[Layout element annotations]
>> BEGIN

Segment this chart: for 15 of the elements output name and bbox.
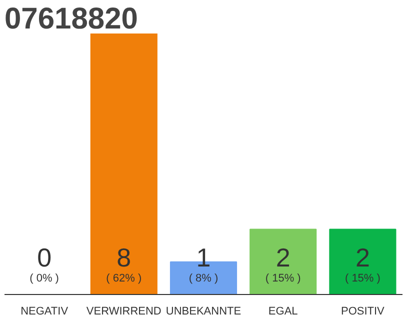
annotation: ( 62% ) bbox=[106, 272, 142, 284]
x-tick-label: VERWIRREND bbox=[86, 306, 162, 318]
x-tick-label: UNBEKANNTE bbox=[166, 306, 242, 318]
chart-title: 07618820 bbox=[4, 2, 138, 36]
annotation: ( 15% ) bbox=[265, 272, 301, 284]
annotation: ( 8% ) bbox=[188, 272, 218, 284]
annotation: ( 15% ) bbox=[344, 272, 380, 284]
data-label: 8 bbox=[116, 242, 132, 272]
annotation: ( 0% ) bbox=[30, 272, 59, 284]
x-tick-label: EGAL bbox=[268, 306, 298, 318]
x-tick-label: NEGATIV bbox=[20, 306, 69, 318]
data-label: 2 bbox=[276, 242, 290, 272]
data-label: 2 bbox=[355, 242, 370, 272]
data-label: 0 bbox=[37, 242, 52, 272]
x-tick-label: POSITIV bbox=[341, 306, 386, 318]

>> END

Copy every line of the records above word for word, leaving out the pictures.

Segment this chart: for 15 of the elements output name and bbox.
annotation: ( 62% ) bbox=[106, 272, 142, 284]
x-tick-label: VERWIRREND bbox=[86, 306, 162, 318]
x-tick-label: UNBEKANNTE bbox=[166, 306, 242, 318]
chart-title: 07618820 bbox=[4, 2, 138, 36]
annotation: ( 15% ) bbox=[265, 272, 301, 284]
annotation: ( 8% ) bbox=[188, 272, 218, 284]
annotation: ( 15% ) bbox=[344, 272, 380, 284]
data-label: 8 bbox=[116, 242, 132, 272]
annotation: ( 0% ) bbox=[30, 272, 59, 284]
x-tick-label: EGAL bbox=[268, 306, 298, 318]
x-tick-label: NEGATIV bbox=[20, 306, 69, 318]
data-label: 2 bbox=[276, 242, 290, 272]
data-label: 2 bbox=[355, 242, 370, 272]
data-label: 0 bbox=[37, 242, 52, 272]
x-tick-label: POSITIV bbox=[341, 306, 386, 318]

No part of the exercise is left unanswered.